• **What is needed**: Count the lines in the entries that contain the string "Take", matching case exactly, and give only the number.

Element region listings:
________
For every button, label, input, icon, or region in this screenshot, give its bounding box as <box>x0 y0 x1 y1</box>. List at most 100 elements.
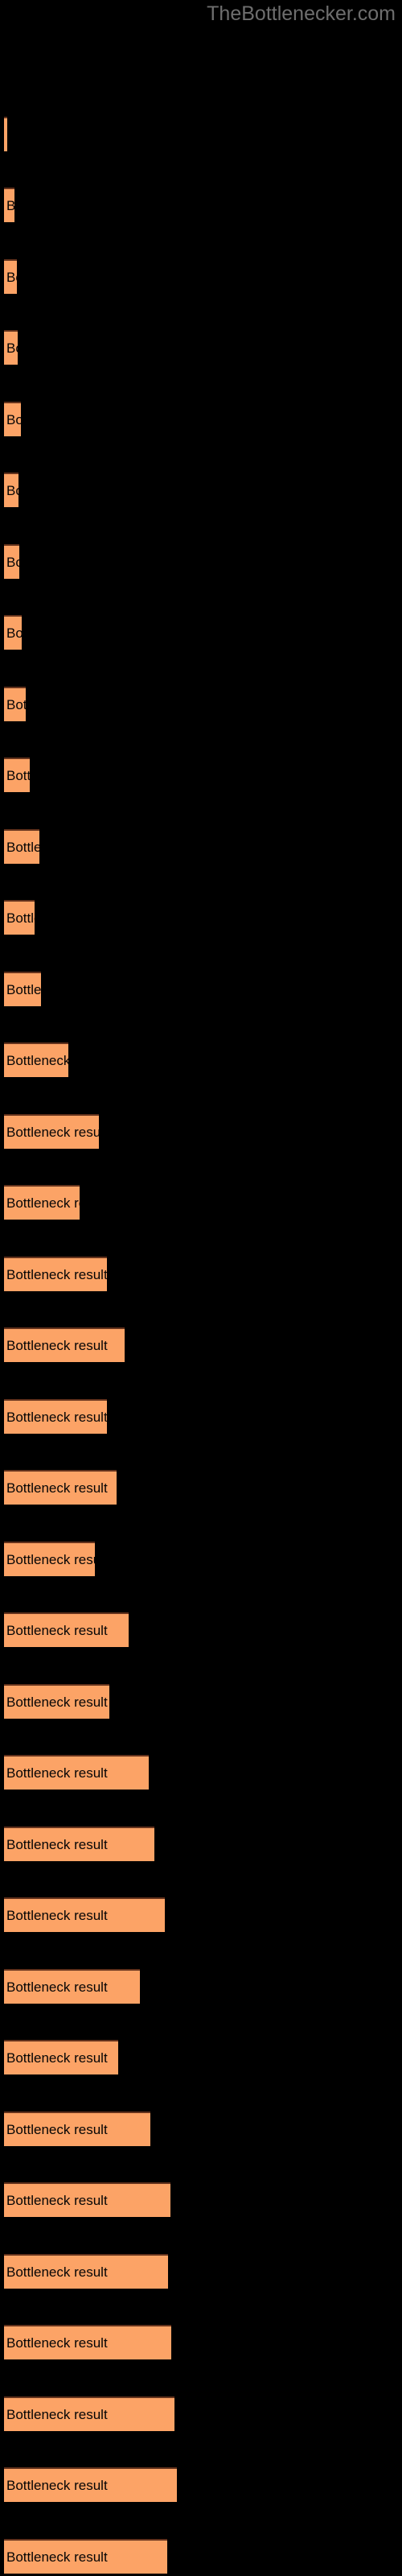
bar-row: Bottleneck result <box>0 2396 402 2432</box>
bar-label: Bottleneck result <box>6 2050 108 2066</box>
bar-label: Bottleneck result <box>6 340 18 356</box>
bar[interactable]: Bottleneck result <box>4 2254 168 2289</box>
bar[interactable]: Bottleneck result <box>4 615 22 650</box>
bar-row: Bottleneck result <box>0 2254 402 2289</box>
bar-label: Bottleneck result <box>6 1836 108 1852</box>
bar-row: Bottleneck result <box>0 402 402 437</box>
bar-label: Bottleneck result <box>6 1409 107 1425</box>
bar[interactable]: Bottleneck result <box>4 473 18 507</box>
bar[interactable]: Bottleneck result <box>4 330 18 365</box>
bar-label: Bottleneck result <box>6 1337 108 1353</box>
bar[interactable]: Bottleneck result <box>4 2396 174 2431</box>
bar-label: Bottleneck result <box>6 696 26 712</box>
bar[interactable]: Bottleneck result <box>4 117 7 151</box>
bar-row: Bottleneck result <box>0 900 402 935</box>
bar[interactable]: Bottleneck result <box>4 1399 107 1434</box>
bar-label: Bottleneck result <box>6 2264 108 2280</box>
bar-label: Bottleneck result <box>6 2549 108 2565</box>
bar-chart-plot-area: Bottleneck result Bottleneck result Bottle… <box>0 0 402 2576</box>
bar[interactable]: Bottleneck result <box>4 544 19 579</box>
bar[interactable]: Bottleneck result <box>4 2539 167 2574</box>
bar[interactable]: Bottleneck result <box>4 1470 117 1505</box>
bar[interactable]: Bottleneck result <box>4 1542 95 1576</box>
bar-row: Bottleneck result <box>0 1542 402 1577</box>
bar-row: Bottleneck result <box>0 1827 402 1862</box>
bar-row: Bottleneck result <box>0 330 402 365</box>
bar-row: Bottleneck result <box>0 1897 402 1933</box>
bar-row: Bottleneck result <box>0 1042 402 1078</box>
bar-label: Bottleneck result <box>6 1266 107 1282</box>
bar[interactable]: Bottleneck result <box>4 1042 68 1077</box>
bar-row: Bottleneck result <box>0 1185 402 1220</box>
bar[interactable]: Bottleneck result <box>4 188 14 222</box>
bar[interactable]: Bottleneck result <box>4 402 21 436</box>
bar-row: Bottleneck result <box>0 687 402 722</box>
bar[interactable]: Bottleneck result <box>4 1755 149 1790</box>
bar[interactable]: Bottleneck result <box>4 1684 109 1719</box>
bar[interactable]: Bottleneck result <box>4 758 30 792</box>
bar-label: Bottleneck result <box>6 1052 68 1068</box>
bar-label: Bottleneck result <box>6 839 39 855</box>
bar-row: Bottleneck result <box>0 2467 402 2503</box>
bar-row: Bottleneck result <box>0 2325 402 2360</box>
bar[interactable]: Bottleneck result <box>4 1827 154 1861</box>
bar-row: Bottleneck result <box>0 972 402 1007</box>
bar[interactable]: Bottleneck result <box>4 1897 165 1932</box>
bar-label: Bottleneck result <box>6 1195 80 1211</box>
bar-label: Bottleneck result <box>6 554 19 570</box>
bar-row: Bottleneck result <box>0 188 402 223</box>
bar[interactable]: Bottleneck result <box>4 1612 129 1647</box>
bar-row: Bottleneck result <box>0 1684 402 1719</box>
bar[interactable]: Bottleneck result <box>4 829 39 864</box>
bar-row: Bottleneck result <box>0 544 402 580</box>
bar-label: Bottleneck result <box>6 1622 108 1638</box>
bar-label: Bottleneck result <box>6 2192 108 2208</box>
bar[interactable]: Bottleneck result <box>4 2467 177 2502</box>
bar-row: Bottleneck result <box>0 1969 402 2004</box>
bar-row: Bottleneck result <box>0 473 402 508</box>
bar-row: Bottleneck result <box>0 1399 402 1435</box>
bar[interactable]: Bottleneck result <box>4 1114 99 1149</box>
bar-label: Bottleneck result <box>6 1907 108 1923</box>
bar[interactable]: Bottleneck result <box>4 2112 150 2146</box>
bar[interactable]: Bottleneck result <box>4 900 35 935</box>
bar-row: Bottleneck result <box>0 1612 402 1648</box>
bar[interactable]: Bottleneck result <box>4 2325 171 2359</box>
bar[interactable]: Bottleneck result <box>4 2040 118 2074</box>
bar-row: Bottleneck result <box>0 829 402 865</box>
bar-row: Bottleneck result <box>0 758 402 793</box>
bar[interactable]: Bottleneck result <box>4 259 17 294</box>
bar-label: Bottleneck result <box>6 1765 108 1781</box>
bar-row: Bottleneck result <box>0 2040 402 2075</box>
bar[interactable]: Bottleneck result <box>4 1327 125 1362</box>
bar-row: Bottleneck result <box>0 1327 402 1363</box>
bar[interactable]: Bottleneck result <box>4 687 26 721</box>
bar-label: Bottleneck result <box>6 482 18 498</box>
bar-label: Bottleneck result <box>6 625 22 641</box>
bar-row: Bottleneck result <box>0 1755 402 1790</box>
bar[interactable]: Bottleneck result <box>4 1969 140 2004</box>
bar-label: Bottleneck result <box>6 1694 108 1710</box>
bar[interactable]: Bottleneck result <box>4 1257 107 1291</box>
bar-label: Bottleneck result <box>6 2121 108 2137</box>
bar-row: Bottleneck result <box>0 2112 402 2147</box>
bar-label: Bottleneck result <box>6 1124 99 1140</box>
bar[interactable]: Bottleneck result <box>4 972 41 1006</box>
bar-label: Bottleneck result <box>6 127 7 143</box>
bar-label: Bottleneck result <box>6 2406 108 2422</box>
bar-label: Bottleneck result <box>6 198 14 214</box>
chart-page: TheBottlenecker.com Bottleneck resultBot… <box>0 0 402 2576</box>
bar-label: Bottleneck result <box>6 767 30 783</box>
bar-row: Bottleneck result <box>0 1114 402 1150</box>
bar-label: Bottleneck result <box>6 910 35 926</box>
bar-label: Bottleneck result <box>6 269 17 285</box>
bar-label: Bottleneck result <box>6 981 41 997</box>
bar[interactable]: Bottleneck result <box>4 1185 80 1220</box>
bar-row: Bottleneck result <box>0 615 402 650</box>
bar-row: Bottleneck result <box>0 1257 402 1292</box>
bar-label: Bottleneck result <box>6 1551 95 1567</box>
bar-row: Bottleneck result <box>0 117 402 152</box>
bar[interactable]: Bottleneck result <box>4 2182 170 2217</box>
bar-label: Bottleneck result <box>6 411 21 427</box>
bar-row: Bottleneck result <box>0 259 402 295</box>
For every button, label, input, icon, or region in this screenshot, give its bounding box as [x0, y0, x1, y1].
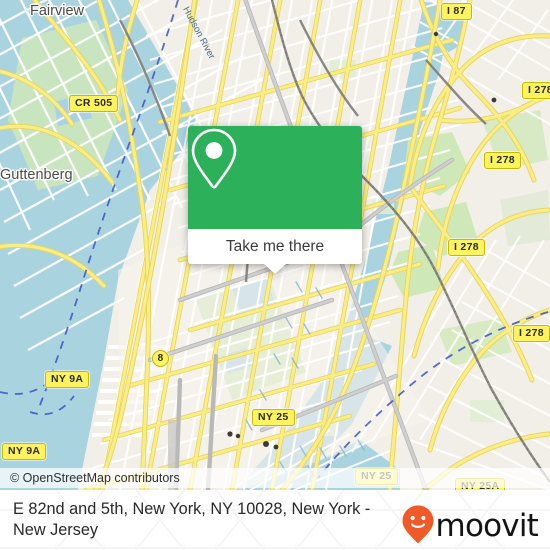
callout-action-bar[interactable]: Take me there [188, 229, 362, 274]
page-title: E 82nd and 5th, New York, NY 10028, New … [13, 500, 371, 539]
highway-shield-circle[interactable]: 8 [152, 350, 169, 367]
highway-shield[interactable]: CR 505 [69, 95, 119, 112]
moovit-pin-smiley-icon [401, 504, 435, 549]
highway-shield[interactable]: I 278 [522, 82, 550, 99]
highway-shield[interactable]: I 87 [441, 3, 472, 20]
location-callout[interactable]: Take me there [188, 126, 362, 274]
moovit-location-card: Fairview Guttenberg Hudson River CR 505 … [0, 0, 550, 550]
callout-pin-panel [188, 126, 362, 229]
highway-shield[interactable]: NY 25 [252, 409, 295, 426]
brand-wordmark: moovit [435, 508, 539, 544]
highway-shield[interactable]: I 278 [513, 325, 550, 342]
map-canvas[interactable]: Fairview Guttenberg Hudson River CR 505 … [0, 0, 550, 490]
highway-shield[interactable]: I 278 [448, 239, 485, 256]
place-label: Guttenberg [0, 167, 73, 183]
moovit-brand[interactable]: moovit [401, 504, 539, 549]
place-label: Fairview [30, 3, 84, 19]
highway-shield[interactable]: NY 9A [2, 443, 47, 460]
footer-bar: E 82nd and 5th, New York, NY 10028, New … [0, 490, 550, 550]
highway-shield[interactable]: I 278 [484, 152, 521, 169]
take-me-there-button[interactable]: Take me there [226, 238, 324, 256]
highway-shield[interactable]: NY 9A [45, 371, 90, 388]
map-attribution[interactable]: © OpenStreetMap contributors [0, 468, 550, 488]
callout-pointer-icon [264, 264, 286, 274]
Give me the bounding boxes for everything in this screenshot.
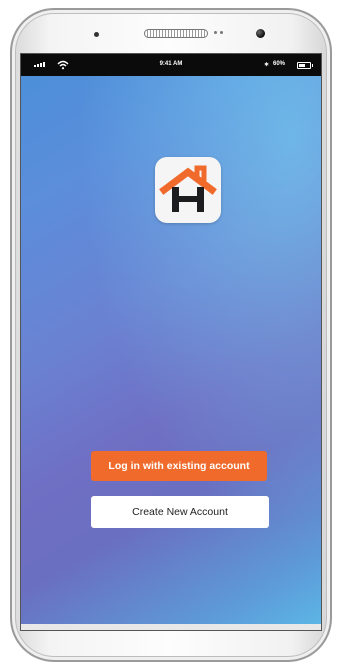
front-camera [256,29,265,38]
create-new-account-button[interactable]: Create New Account [91,496,269,528]
app-logo-graphic [159,165,217,212]
battery-icon [297,62,313,69]
sensor-dots [214,31,223,34]
navigation-bar [21,624,321,630]
login-existing-account-button[interactable]: Log in with existing account [91,451,267,481]
phone-frame: 9:41 AM ∗ 60% Log in with existing accou… [10,8,332,662]
earpiece-speaker [144,29,208,38]
phone-screen: 9:41 AM ∗ 60% [20,53,322,631]
status-bar: 9:41 AM ∗ 60% [21,54,321,76]
battery-percentage: 60% [273,61,286,67]
proximity-sensor [94,32,99,37]
bluetooth-icon: ∗ [264,62,270,68]
house-h-logo-icon [155,157,221,223]
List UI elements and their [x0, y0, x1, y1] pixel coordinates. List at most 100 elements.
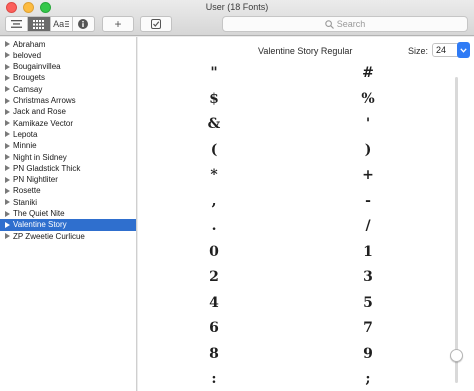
- font-family-label: Bougainvillea: [13, 62, 61, 72]
- font-family-item[interactable]: PN Nightliter: [0, 174, 136, 186]
- glyph-sample: 2: [209, 269, 219, 285]
- grid-icon: [33, 19, 45, 29]
- glyph-sample: 1: [363, 243, 373, 260]
- disclosure-triangle-icon[interactable]: [5, 120, 10, 127]
- list-view-icon: [11, 20, 23, 28]
- checkbox-icon: [151, 19, 161, 29]
- glyph-sample: ;: [365, 371, 371, 387]
- font-family-item[interactable]: Abraham: [0, 38, 136, 50]
- size-dropdown-button[interactable]: [457, 42, 470, 58]
- font-family-label: Jack and Rose: [13, 107, 66, 117]
- disclosure-triangle-icon[interactable]: [5, 41, 10, 47]
- disclosure-triangle-icon[interactable]: [5, 52, 10, 59]
- validate-font-button[interactable]: [140, 16, 172, 32]
- glyph-sample: $: [209, 90, 219, 107]
- disclosure-triangle-icon[interactable]: [5, 187, 10, 194]
- glyph-sample: -: [365, 192, 371, 209]
- glyph-sample: ,: [211, 192, 217, 209]
- font-family-label: Abraham: [13, 39, 46, 49]
- size-slider-knob[interactable]: [450, 349, 463, 362]
- font-family-label: Lepota: [13, 129, 38, 139]
- font-family-item[interactable]: PN Gladstick Thick: [0, 162, 136, 174]
- search-icon: [324, 19, 334, 29]
- glyph-sample: 0: [209, 243, 219, 260]
- font-family-item[interactable]: Jack and Rose: [0, 106, 136, 118]
- font-family-item[interactable]: Bougainvillea: [0, 61, 136, 73]
- info-icon: [78, 19, 89, 29]
- font-family-label: Night in Sidney: [13, 152, 67, 162]
- font-family-item[interactable]: Night in Sidney: [0, 151, 136, 163]
- font-family-label: Kamikaze Vector: [13, 118, 74, 128]
- window-title: User (18 Fonts): [205, 2, 269, 12]
- size-label: Size:: [408, 46, 429, 56]
- glyph-sample: 8: [209, 345, 219, 362]
- font-family-item[interactable]: Staniki: [0, 196, 136, 208]
- font-family-label: Minnie: [13, 141, 37, 151]
- disclosure-triangle-icon[interactable]: [5, 210, 10, 217]
- font-family-item[interactable]: Kamikaze Vector: [0, 117, 136, 129]
- font-family-item[interactable]: Brougets: [0, 72, 136, 84]
- add-font-button[interactable]: +: [102, 16, 134, 32]
- view-mode-control[interactable]: Aa: [5, 16, 95, 32]
- font-family-label: beloved: [13, 50, 42, 60]
- font-name-label: Valentine Story Regular: [258, 46, 353, 56]
- disclosure-triangle-icon[interactable]: [5, 131, 10, 138]
- disclosure-triangle-icon[interactable]: [5, 154, 10, 160]
- font-family-label: Camsay: [13, 84, 43, 94]
- font-family-item[interactable]: Rosette: [0, 185, 136, 197]
- glyph-sample: #: [362, 65, 374, 81]
- disclosure-triangle-icon[interactable]: [5, 63, 10, 70]
- glyph-sample: ": [210, 65, 218, 81]
- glyph-preview-pane: Valentine Story Regular Size: 2 4 " $ & ( *,.…: [138, 37, 474, 391]
- font-family-label: Brougets: [13, 73, 46, 83]
- sample-view-button[interactable]: Aa: [51, 17, 73, 31]
- search-field[interactable]: Search: [222, 16, 468, 32]
- font-family-label: Staniki: [13, 197, 38, 207]
- font-family-item[interactable]: beloved: [0, 49, 136, 61]
- disclosure-triangle-icon[interactable]: [5, 199, 10, 206]
- glyph-sample: ): [364, 141, 372, 158]
- font-family-label: PN Nightliter: [13, 175, 58, 185]
- font-family-item[interactable]: Christmas Arrows: [0, 95, 136, 107]
- glyph-sample: %: [361, 90, 375, 107]
- list-view-button[interactable]: [6, 17, 29, 31]
- size-slider-track[interactable]: [455, 77, 458, 383]
- disclosure-triangle-icon[interactable]: [5, 165, 10, 172]
- disclosure-triangle-icon[interactable]: [5, 221, 10, 228]
- glyph-sample: +: [362, 167, 374, 183]
- font-family-list: Abraham beloved Bougainvillea Brougets Camsa…: [0, 37, 137, 391]
- font-family-item[interactable]: ZP Zweetie Curlicue: [0, 230, 136, 242]
- disclosure-triangle-icon[interactable]: [5, 142, 10, 149]
- glyph-sample: :: [211, 371, 217, 387]
- sample-aa-icon: Aa: [53, 19, 65, 29]
- font-family-item[interactable]: Camsay: [0, 83, 136, 95]
- glyph-sample: 4: [209, 294, 219, 311]
- font-family-item[interactable]: Valentine Story: [0, 218, 136, 231]
- plus-icon: +: [114, 17, 122, 31]
- font-family-item[interactable]: Minnie: [0, 140, 136, 152]
- glyph-sample: 3: [363, 269, 373, 285]
- font-family-label: Christmas Arrows: [13, 96, 76, 105]
- glyph-sample: 7: [363, 320, 373, 336]
- glyph-sample: .: [211, 218, 217, 234]
- glyph-sample: *: [210, 167, 218, 183]
- disclosure-triangle-icon[interactable]: [5, 108, 10, 115]
- glyph-sample: &: [207, 116, 221, 132]
- disclosure-triangle-icon[interactable]: [5, 233, 10, 240]
- font-family-label: Valentine Story: [13, 220, 67, 230]
- disclosure-triangle-icon[interactable]: [5, 86, 10, 93]
- font-family-label: ZP Zweetie Curlicue: [13, 231, 85, 241]
- glyph-sample: 6: [209, 320, 219, 336]
- disclosure-triangle-icon[interactable]: [5, 176, 10, 183]
- grid-view-button[interactable]: [28, 17, 51, 31]
- glyph-sample: 9: [363, 345, 373, 362]
- font-family-item[interactable]: The Quiet Nite: [0, 208, 136, 220]
- sample-lines-icon: [65, 21, 70, 27]
- font-family-item[interactable]: Lepota: [0, 128, 136, 140]
- disclosure-triangle-icon[interactable]: [5, 74, 10, 81]
- disclosure-triangle-icon[interactable]: [5, 97, 10, 104]
- info-button[interactable]: [73, 17, 94, 31]
- glyph-sample: 5: [363, 294, 373, 311]
- search-placeholder: Search: [336, 19, 366, 29]
- glyph-sample: (: [210, 141, 218, 158]
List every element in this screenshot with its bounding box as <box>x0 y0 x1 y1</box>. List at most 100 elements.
________
• **Solution**: 3